* Supplied data:
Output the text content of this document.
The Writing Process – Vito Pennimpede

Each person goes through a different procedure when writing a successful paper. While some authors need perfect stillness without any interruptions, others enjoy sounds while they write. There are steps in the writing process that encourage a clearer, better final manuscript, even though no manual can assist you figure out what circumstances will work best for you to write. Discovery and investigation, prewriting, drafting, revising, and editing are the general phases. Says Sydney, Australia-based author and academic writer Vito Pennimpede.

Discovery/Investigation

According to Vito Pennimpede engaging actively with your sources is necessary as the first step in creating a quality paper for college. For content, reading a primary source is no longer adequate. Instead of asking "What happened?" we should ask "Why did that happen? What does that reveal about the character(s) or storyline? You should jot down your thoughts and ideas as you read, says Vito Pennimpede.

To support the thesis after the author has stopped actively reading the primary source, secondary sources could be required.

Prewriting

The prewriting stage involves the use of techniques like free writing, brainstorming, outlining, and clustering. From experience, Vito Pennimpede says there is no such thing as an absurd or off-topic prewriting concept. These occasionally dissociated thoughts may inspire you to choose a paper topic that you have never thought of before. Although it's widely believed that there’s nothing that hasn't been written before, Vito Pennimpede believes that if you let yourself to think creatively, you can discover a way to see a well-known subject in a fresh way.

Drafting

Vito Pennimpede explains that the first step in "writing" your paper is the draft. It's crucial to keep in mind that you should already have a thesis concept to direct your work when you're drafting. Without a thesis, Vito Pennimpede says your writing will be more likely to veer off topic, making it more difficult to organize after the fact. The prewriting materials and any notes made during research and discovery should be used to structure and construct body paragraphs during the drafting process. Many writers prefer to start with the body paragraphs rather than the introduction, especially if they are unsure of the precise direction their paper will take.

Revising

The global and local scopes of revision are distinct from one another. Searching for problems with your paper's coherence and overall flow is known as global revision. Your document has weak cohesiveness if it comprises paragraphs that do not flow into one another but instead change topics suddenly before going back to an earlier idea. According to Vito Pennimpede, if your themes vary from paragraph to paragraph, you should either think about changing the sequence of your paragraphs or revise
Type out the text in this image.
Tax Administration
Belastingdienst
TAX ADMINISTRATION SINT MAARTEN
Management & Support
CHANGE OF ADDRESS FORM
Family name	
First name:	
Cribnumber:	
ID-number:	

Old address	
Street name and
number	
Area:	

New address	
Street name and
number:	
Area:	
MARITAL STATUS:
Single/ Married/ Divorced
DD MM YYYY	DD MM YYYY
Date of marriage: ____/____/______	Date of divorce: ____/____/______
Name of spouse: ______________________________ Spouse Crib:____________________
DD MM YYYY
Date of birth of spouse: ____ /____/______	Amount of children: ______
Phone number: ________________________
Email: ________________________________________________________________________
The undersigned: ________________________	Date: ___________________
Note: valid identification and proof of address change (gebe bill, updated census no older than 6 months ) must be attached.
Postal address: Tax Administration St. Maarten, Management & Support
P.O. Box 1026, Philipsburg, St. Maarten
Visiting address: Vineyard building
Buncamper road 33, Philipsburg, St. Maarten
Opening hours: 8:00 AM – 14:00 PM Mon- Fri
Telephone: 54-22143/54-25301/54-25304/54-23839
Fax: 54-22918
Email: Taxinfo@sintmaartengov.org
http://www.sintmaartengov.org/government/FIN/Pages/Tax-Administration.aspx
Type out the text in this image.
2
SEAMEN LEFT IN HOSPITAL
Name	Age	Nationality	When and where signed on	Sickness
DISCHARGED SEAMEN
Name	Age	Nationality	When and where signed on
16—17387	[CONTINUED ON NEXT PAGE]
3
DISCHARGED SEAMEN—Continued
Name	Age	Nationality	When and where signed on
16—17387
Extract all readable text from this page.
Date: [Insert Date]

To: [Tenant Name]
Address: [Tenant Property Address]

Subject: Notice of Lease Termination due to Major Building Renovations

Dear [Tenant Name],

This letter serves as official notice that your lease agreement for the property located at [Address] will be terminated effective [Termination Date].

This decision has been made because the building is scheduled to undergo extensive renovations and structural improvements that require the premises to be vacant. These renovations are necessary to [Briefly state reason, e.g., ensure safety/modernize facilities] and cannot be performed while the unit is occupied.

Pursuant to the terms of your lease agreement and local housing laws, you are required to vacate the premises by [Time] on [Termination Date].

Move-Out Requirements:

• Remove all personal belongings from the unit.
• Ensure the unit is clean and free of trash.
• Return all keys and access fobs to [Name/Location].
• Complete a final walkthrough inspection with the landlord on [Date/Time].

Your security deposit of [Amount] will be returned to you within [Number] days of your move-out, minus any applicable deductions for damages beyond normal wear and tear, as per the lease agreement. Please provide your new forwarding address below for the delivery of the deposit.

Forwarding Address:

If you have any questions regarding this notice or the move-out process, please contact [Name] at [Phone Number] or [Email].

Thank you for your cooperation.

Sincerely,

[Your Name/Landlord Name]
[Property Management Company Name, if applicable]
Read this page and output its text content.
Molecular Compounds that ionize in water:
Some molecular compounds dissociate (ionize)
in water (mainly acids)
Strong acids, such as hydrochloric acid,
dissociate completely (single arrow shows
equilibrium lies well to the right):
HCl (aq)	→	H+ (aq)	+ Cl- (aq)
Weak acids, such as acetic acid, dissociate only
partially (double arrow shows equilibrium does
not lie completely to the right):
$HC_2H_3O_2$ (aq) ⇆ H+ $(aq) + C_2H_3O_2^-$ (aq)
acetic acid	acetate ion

* What this task involves: Collect the lines of the records that include the string "spouse".

* Complete output:
Name of spouse: ______________________________ Spouse Crib:____________________
Date of birth of spouse: ____ /____/______	Amount of children: ______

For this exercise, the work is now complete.